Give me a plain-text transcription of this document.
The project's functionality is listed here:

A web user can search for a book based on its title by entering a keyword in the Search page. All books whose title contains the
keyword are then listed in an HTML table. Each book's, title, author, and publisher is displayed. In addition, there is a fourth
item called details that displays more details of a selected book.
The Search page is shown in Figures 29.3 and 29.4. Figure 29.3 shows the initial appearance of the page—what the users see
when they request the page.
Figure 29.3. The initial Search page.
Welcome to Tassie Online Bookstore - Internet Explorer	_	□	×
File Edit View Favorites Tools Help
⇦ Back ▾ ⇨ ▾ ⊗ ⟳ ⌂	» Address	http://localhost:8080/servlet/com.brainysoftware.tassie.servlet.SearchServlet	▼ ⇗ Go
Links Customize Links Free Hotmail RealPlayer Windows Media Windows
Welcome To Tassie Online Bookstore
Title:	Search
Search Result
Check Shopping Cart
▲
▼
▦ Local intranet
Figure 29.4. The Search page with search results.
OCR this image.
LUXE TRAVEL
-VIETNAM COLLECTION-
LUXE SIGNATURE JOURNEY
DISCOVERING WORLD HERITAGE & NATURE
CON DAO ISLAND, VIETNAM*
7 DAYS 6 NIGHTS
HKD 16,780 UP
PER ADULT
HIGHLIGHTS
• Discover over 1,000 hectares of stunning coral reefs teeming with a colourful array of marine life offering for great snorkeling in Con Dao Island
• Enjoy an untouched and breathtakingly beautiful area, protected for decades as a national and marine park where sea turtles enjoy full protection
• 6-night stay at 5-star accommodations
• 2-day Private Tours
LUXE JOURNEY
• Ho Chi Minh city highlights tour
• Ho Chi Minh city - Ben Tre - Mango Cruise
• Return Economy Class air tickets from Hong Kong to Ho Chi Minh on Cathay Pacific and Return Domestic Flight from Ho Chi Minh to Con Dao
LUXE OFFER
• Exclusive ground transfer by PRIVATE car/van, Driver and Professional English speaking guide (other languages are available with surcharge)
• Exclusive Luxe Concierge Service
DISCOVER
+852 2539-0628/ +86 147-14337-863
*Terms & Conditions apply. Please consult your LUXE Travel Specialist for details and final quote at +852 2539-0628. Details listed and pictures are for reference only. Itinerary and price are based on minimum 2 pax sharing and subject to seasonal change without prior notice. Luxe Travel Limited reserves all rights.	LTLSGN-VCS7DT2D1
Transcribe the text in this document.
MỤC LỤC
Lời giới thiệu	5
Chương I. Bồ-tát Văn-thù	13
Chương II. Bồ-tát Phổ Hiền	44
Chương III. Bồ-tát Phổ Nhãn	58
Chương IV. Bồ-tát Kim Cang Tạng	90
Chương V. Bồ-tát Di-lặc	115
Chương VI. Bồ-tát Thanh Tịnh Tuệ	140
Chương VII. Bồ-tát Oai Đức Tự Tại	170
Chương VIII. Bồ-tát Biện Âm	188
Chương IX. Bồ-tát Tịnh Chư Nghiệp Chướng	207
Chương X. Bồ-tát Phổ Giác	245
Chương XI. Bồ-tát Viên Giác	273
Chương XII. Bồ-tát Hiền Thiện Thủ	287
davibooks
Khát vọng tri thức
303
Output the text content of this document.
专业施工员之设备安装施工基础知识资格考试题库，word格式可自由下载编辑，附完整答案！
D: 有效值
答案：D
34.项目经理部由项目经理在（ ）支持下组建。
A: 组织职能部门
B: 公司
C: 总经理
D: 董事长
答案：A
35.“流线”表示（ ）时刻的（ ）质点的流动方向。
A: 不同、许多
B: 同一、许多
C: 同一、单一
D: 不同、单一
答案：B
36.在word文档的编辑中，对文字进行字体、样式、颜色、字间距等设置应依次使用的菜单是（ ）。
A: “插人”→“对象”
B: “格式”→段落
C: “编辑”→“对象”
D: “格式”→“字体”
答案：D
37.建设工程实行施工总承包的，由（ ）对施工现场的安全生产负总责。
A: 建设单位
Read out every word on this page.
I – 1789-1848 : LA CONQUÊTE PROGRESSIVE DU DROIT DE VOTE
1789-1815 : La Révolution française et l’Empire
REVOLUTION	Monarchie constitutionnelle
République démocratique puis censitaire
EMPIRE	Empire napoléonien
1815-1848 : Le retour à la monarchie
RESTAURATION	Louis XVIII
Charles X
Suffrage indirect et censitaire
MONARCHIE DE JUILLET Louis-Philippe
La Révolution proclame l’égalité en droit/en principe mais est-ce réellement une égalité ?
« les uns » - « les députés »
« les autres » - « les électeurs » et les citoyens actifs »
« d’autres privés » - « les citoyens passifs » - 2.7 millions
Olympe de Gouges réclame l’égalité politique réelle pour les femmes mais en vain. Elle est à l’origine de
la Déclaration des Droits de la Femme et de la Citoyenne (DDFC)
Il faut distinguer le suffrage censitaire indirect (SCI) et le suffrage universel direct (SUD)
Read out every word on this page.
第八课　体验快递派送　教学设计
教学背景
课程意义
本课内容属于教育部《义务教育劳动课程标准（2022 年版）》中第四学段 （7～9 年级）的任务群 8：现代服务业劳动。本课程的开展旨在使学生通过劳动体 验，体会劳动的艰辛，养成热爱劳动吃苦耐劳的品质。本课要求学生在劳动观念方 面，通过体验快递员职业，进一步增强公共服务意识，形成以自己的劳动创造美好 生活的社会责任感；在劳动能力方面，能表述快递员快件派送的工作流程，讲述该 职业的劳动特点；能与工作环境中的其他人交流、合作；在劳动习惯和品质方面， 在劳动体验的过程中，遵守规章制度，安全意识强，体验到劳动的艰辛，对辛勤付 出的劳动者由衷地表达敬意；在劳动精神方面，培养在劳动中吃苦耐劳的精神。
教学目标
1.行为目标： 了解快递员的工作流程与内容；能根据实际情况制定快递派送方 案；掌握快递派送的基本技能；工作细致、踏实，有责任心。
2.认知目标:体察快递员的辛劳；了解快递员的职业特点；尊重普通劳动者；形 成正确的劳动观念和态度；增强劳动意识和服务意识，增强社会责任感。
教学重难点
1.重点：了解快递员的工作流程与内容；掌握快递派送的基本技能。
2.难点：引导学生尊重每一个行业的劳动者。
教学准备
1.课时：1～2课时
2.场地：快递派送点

EXERCISE DESCRIPTION
Restate every entry word for word.

OUTPUT OF THE EXERCISE
Give me a plain-text transcription of this document.
The project's functionality is listed here:

A web user can search for a book based on its title by entering a keyword in the Search page. All books whose title contains the
keyword are then listed in an HTML table. Each book's, title, author, and publisher is displayed. In addition, there is a fourth
item called details that displays more details of a selected book.
The Search page is shown in Figures 29.3 and 29.4. Figure 29.3 shows the initial appearance of the page—what the users see
when they request the page.
Figure 29.3. The initial Search page.
Welcome to Tassie Online Bookstore - Internet Explorer	_	□	×
File Edit View Favorites Tools Help
⇦ Back ▾ ⇨ ▾ ⊗ ⟳ ⌂	» Address	http://localhost:8080/servlet/com.brainysoftware.tassie.servlet.SearchServlet	▼ ⇗ Go
Links Customize Links Free Hotmail RealPlayer Windows Media Windows
Welcome To Tassie Online Bookstore
Title:	Search
Search Result
Check Shopping Cart
▲
▼
▦ Local intranet
Figure 29.4. The Search page with search results.
OCR this image.
LUXE TRAVEL
-VIETNAM COLLECTION-
LUXE SIGNATURE JOURNEY
DISCOVERING WORLD HERITAGE & NATURE
CON DAO ISLAND, VIETNAM*
7 DAYS 6 NIGHTS
HKD 16,780 UP
PER ADULT
HIGHLIGHTS
• Discover over 1,000 hectares of stunning coral reefs teeming with a colourful array of marine life offering for great snorkeling in Con Dao Island
• Enjoy an untouched and breathtakingly beautiful area, protected for decades as a national and marine park where sea turtles enjoy full protection
• 6-night stay at 5-star accommodations
• 2-day Private Tours
LUXE JOURNEY
• Ho Chi Minh city highlights tour
• Ho Chi Minh city - Ben Tre - Mango Cruise
• Return Economy Class air tickets from Hong Kong to Ho Chi Minh on Cathay Pacific and Return Domestic Flight from Ho Chi Minh to Con Dao
LUXE OFFER
• Exclusive ground transfer by PRIVATE car/van, Driver and Professional English speaking guide (other languages are available with surcharge)
• Exclusive Luxe Concierge Service
DISCOVER
+852 2539-0628/ +86 147-14337-863
*Terms & Conditions apply. Please consult your LUXE Travel Specialist for details and final quote at +852 2539-0628. Details listed and pictures are for reference only. Itinerary and price are based on minimum 2 pax sharing and subject to seasonal change without prior notice. Luxe Travel Limited reserves all rights.	LTLSGN-VCS7DT2D1
Transcribe the text in this document.
MỤC LỤC
Lời giới thiệu	5
Chương I. Bồ-tát Văn-thù	13
Chương II. Bồ-tát Phổ Hiền	44
Chương III. Bồ-tát Phổ Nhãn	58
Chương IV. Bồ-tát Kim Cang Tạng	90
Chương V. Bồ-tát Di-lặc	115
Chương VI. Bồ-tát Thanh Tịnh Tuệ	140
Chương VII. Bồ-tát Oai Đức Tự Tại	170
Chương VIII. Bồ-tát Biện Âm	188
Chương IX. Bồ-tát Tịnh Chư Nghiệp Chướng	207
Chương X. Bồ-tát Phổ Giác	245
Chương XI. Bồ-tát Viên Giác	273
Chương XII. Bồ-tát Hiền Thiện Thủ	287
davibooks
Khát vọng tri thức
303
Output the text content of this document.
专业施工员之设备安装施工基础知识资格考试题库，word格式可自由下载编辑，附完整答案！
D: 有效值
答案：D
34.项目经理部由项目经理在（ ）支持下组建。
A: 组织职能部门
B: 公司
C: 总经理
D: 董事长
答案：A
35.“流线”表示（ ）时刻的（ ）质点的流动方向。
A: 不同、许多
B: 同一、许多
C: 同一、单一
D: 不同、单一
答案：B
36.在word文档的编辑中，对文字进行字体、样式、颜色、字间距等设置应依次使用的菜单是（ ）。
A: “插人”→“对象”
B: “格式”→段落
C: “编辑”→“对象”
D: “格式”→“字体”
答案：D
37.建设工程实行施工总承包的，由（ ）对施工现场的安全生产负总责。
A: 建设单位
Read out every word on this page.
I – 1789-1848 : LA CONQUÊTE PROGRESSIVE DU DROIT DE VOTE
1789-1815 : La Révolution française et l’Empire
REVOLUTION	Monarchie constitutionnelle
République démocratique puis censitaire
EMPIRE	Empire napoléonien
1815-1848 : Le retour à la monarchie
RESTAURATION	Louis XVIII
Charles X
Suffrage indirect et censitaire
MONARCHIE DE JUILLET Louis-Philippe
La Révolution proclame l’égalité en droit/en principe mais est-ce réellement une égalité ?
« les uns » - « les députés »
« les autres » - « les électeurs » et les citoyens actifs »
« d’autres privés » - « les citoyens passifs » - 2.7 millions
Olympe de Gouges réclame l’égalité politique réelle pour les femmes mais en vain. Elle est à l’origine de
la Déclaration des Droits de la Femme et de la Citoyenne (DDFC)
Il faut distinguer le suffrage censitaire indirect (SCI) et le suffrage universel direct (SUD)
Read out every word on this page.
第八课　体验快递派送　教学设计
教学背景
课程意义
本课内容属于教育部《义务教育劳动课程标准（2022 年版）》中第四学段 （7～9 年级）的任务群 8：现代服务业劳动。本课程的开展旨在使学生通过劳动体 验，体会劳动的艰辛，养成热爱劳动吃苦耐劳的品质。本课要求学生在劳动观念方 面，通过体验快递员职业，进一步增强公共服务意识，形成以自己的劳动创造美好 生活的社会责任感；在劳动能力方面，能表述快递员快件派送的工作流程，讲述该 职业的劳动特点；能与工作环境中的其他人交流、合作；在劳动习惯和品质方面， 在劳动体验的过程中，遵守规章制度，安全意识强，体验到劳动的艰辛，对辛勤付 出的劳动者由衷地表达敬意；在劳动精神方面，培养在劳动中吃苦耐劳的精神。
教学目标
1.行为目标： 了解快递员的工作流程与内容；能根据实际情况制定快递派送方 案；掌握快递派送的基本技能；工作细致、踏实，有责任心。
2.认知目标:体察快递员的辛劳；了解快递员的职业特点；尊重普通劳动者；形 成正确的劳动观念和态度；增强劳动意识和服务意识，增强社会责任感。
教学重难点
1.重点：了解快递员的工作流程与内容；掌握快递派送的基本技能。
2.难点：引导学生尊重每一个行业的劳动者。
教学准备
1.课时：1～2课时
2.场地：快递派送点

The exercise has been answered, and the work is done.